-------- Task material --------
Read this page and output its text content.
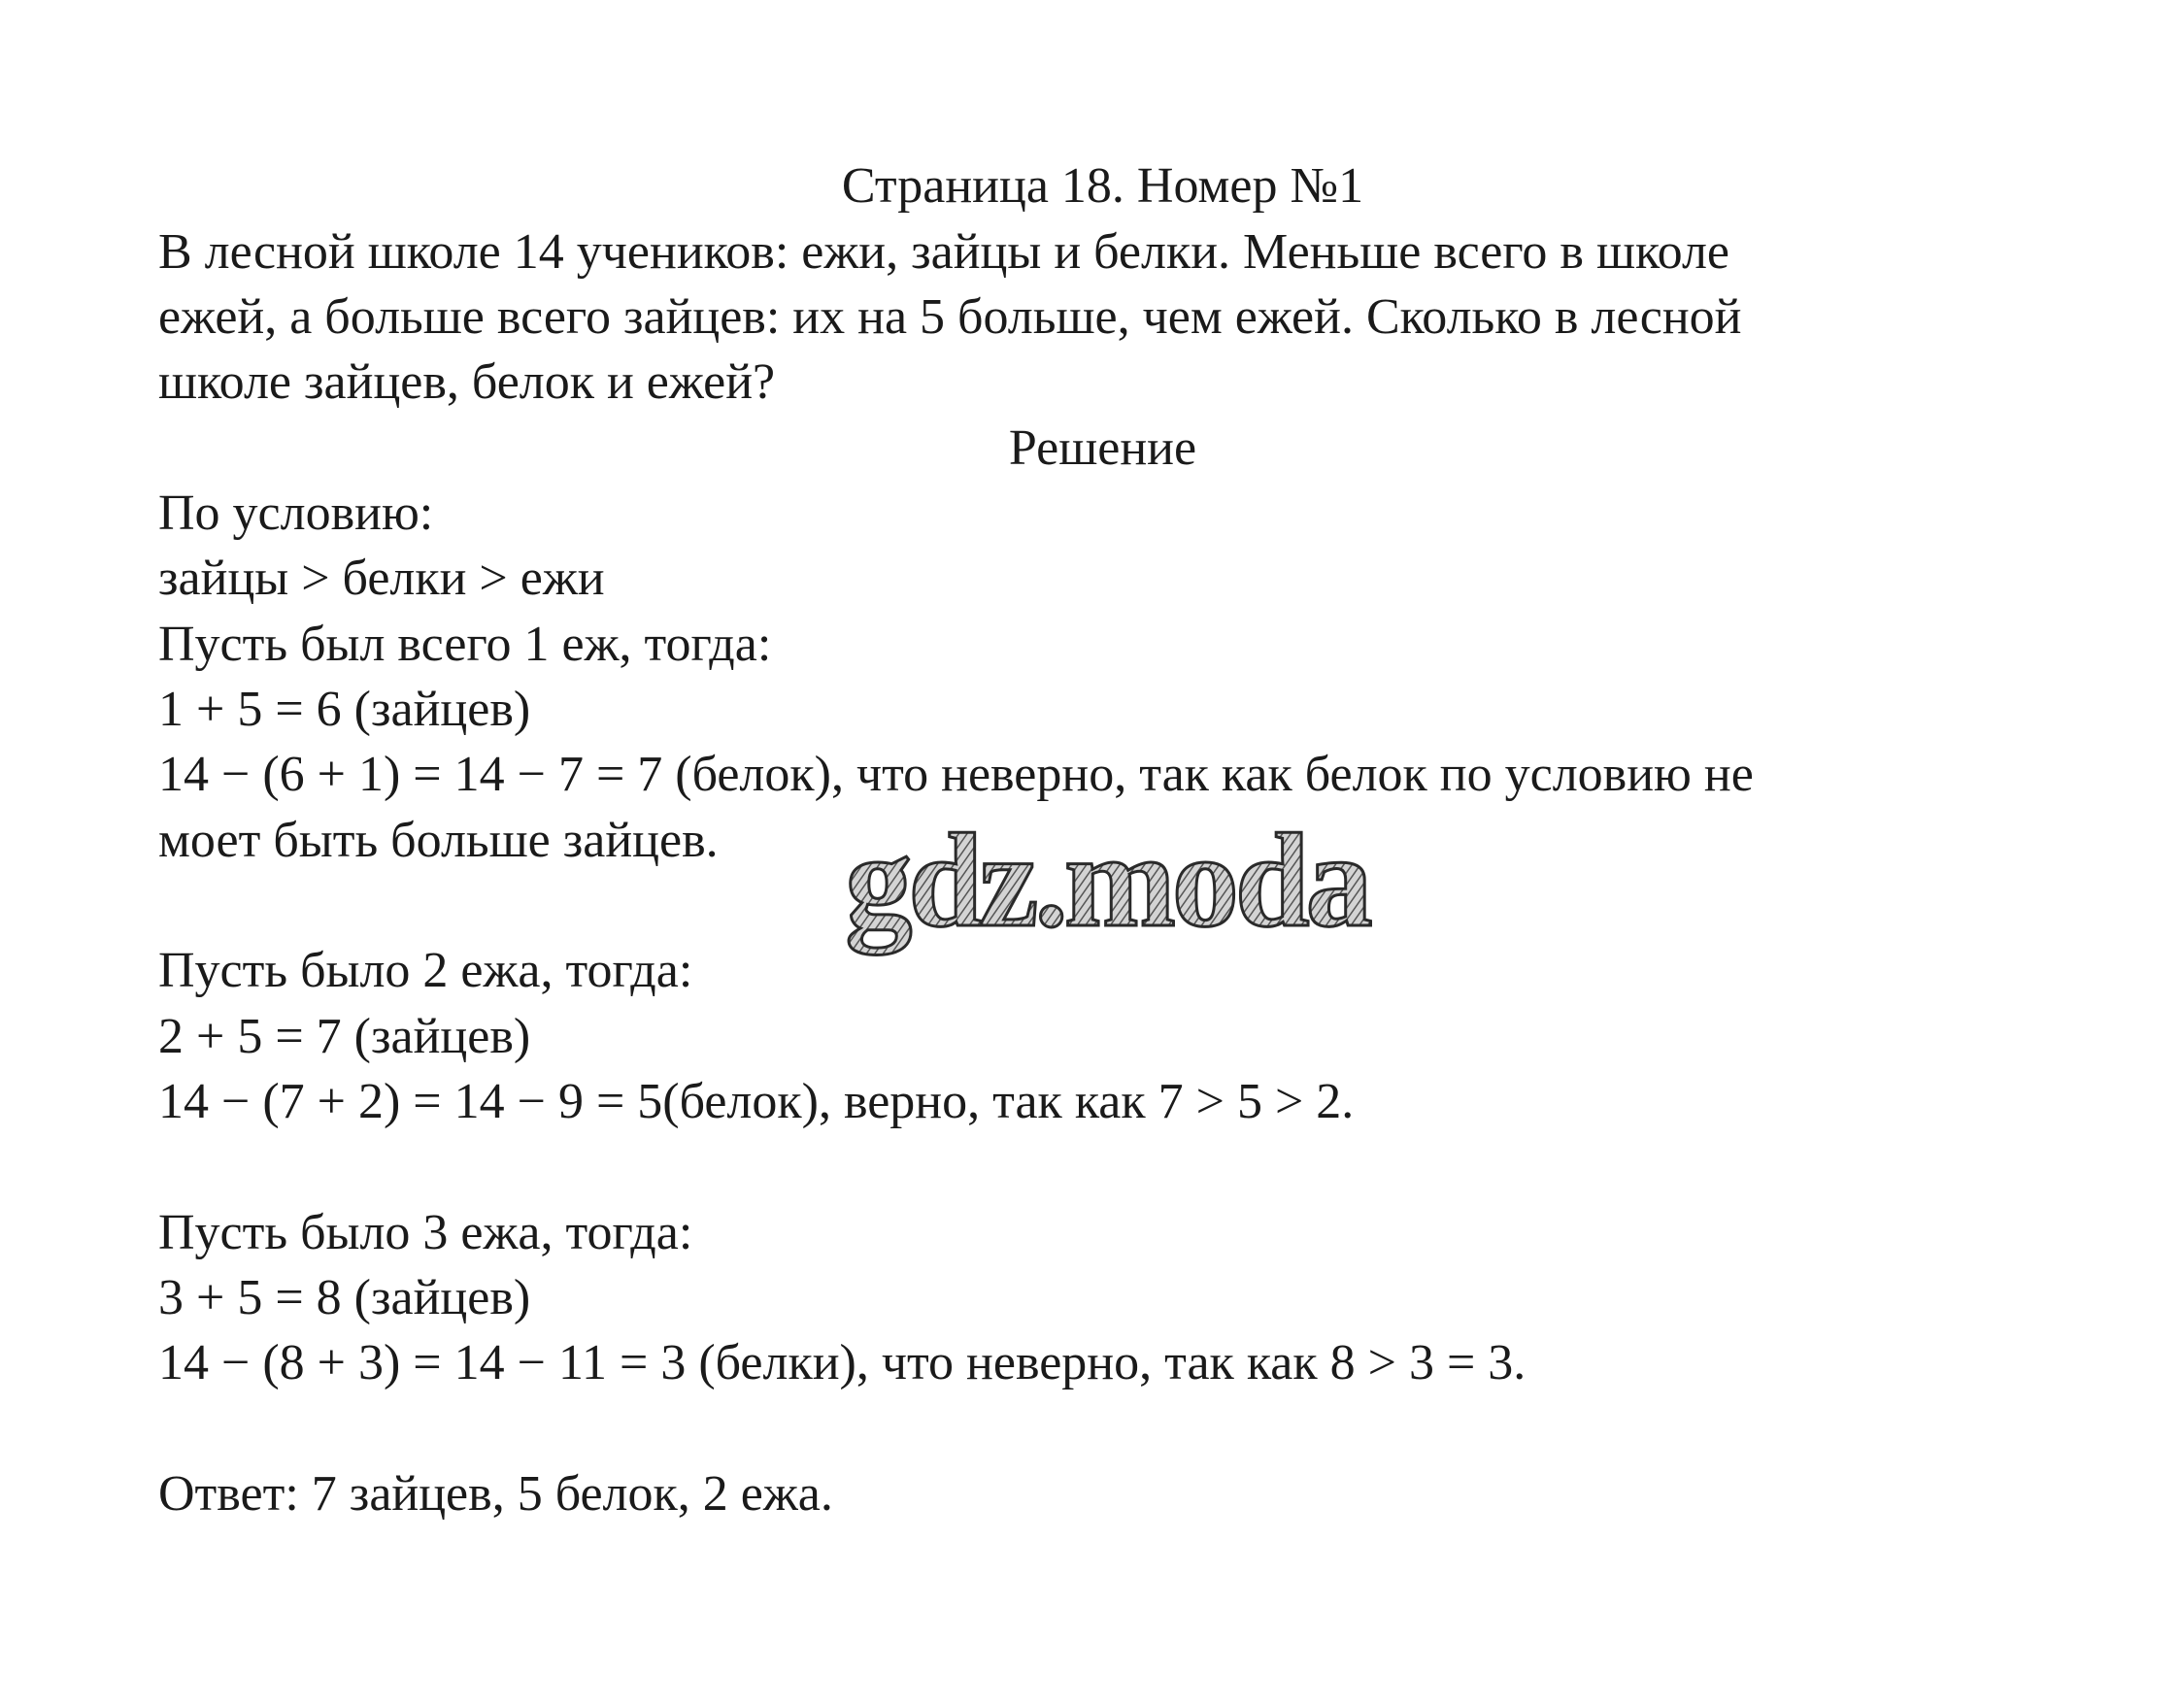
Страница 18. Номер №1
В лесной школе 14 учеников: ежи, зайцы и белки. Меньше всего в школе
ежей, а больше всего зайцев: их на 5 больше, чем ежей. Сколько в лесной
школе зайцев, белок и ежей?
Решение
По условию:
зайцы > белки > ежи
Пусть был всего 1 еж, тогда:
1 + 5 = 6 (зайцев)
14 − (6 + 1) = 14 − 7 = 7 (белок), что неверно, так как белок по условию не
моет быть больше зайцев.
Пусть было 2 ежа, тогда:
2 + 5 = 7 (зайцев)
14 − (7 + 2) = 14 − 9 = 5(белок), верно, так как 7 > 5 > 2.
Пусть было 3 ежа, тогда:
3 + 5 = 8 (зайцев)
14 − (8 + 3) = 14 − 11 = 3 (белки), что неверно, так как 8 > 3 = 3.
Ответ: 7 зайцев, 5 белок, 2 ежа.
gdz.moda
--------
Retype each line of the listing above word for word. Exclude the pictures.

Read this page and output its text content.
Страница 18. Номер №1
В лесной школе 14 учеников: ежи, зайцы и белки. Меньше всего в школе
ежей, а больше всего зайцев: их на 5 больше, чем ежей. Сколько в лесной
школе зайцев, белок и ежей?
Решение
По условию:
зайцы > белки > ежи
Пусть был всего 1 еж, тогда:
1 + 5 = 6 (зайцев)
14 − (6 + 1) = 14 − 7 = 7 (белок), что неверно, так как белок по условию не
моет быть больше зайцев.
Пусть было 2 ежа, тогда:
2 + 5 = 7 (зайцев)
14 − (7 + 2) = 14 − 9 = 5(белок), верно, так как 7 > 5 > 2.
Пусть было 3 ежа, тогда:
3 + 5 = 8 (зайцев)
14 − (8 + 3) = 14 − 11 = 3 (белки), что неверно, так как 8 > 3 = 3.
Ответ: 7 зайцев, 5 белок, 2 ежа.
gdz.moda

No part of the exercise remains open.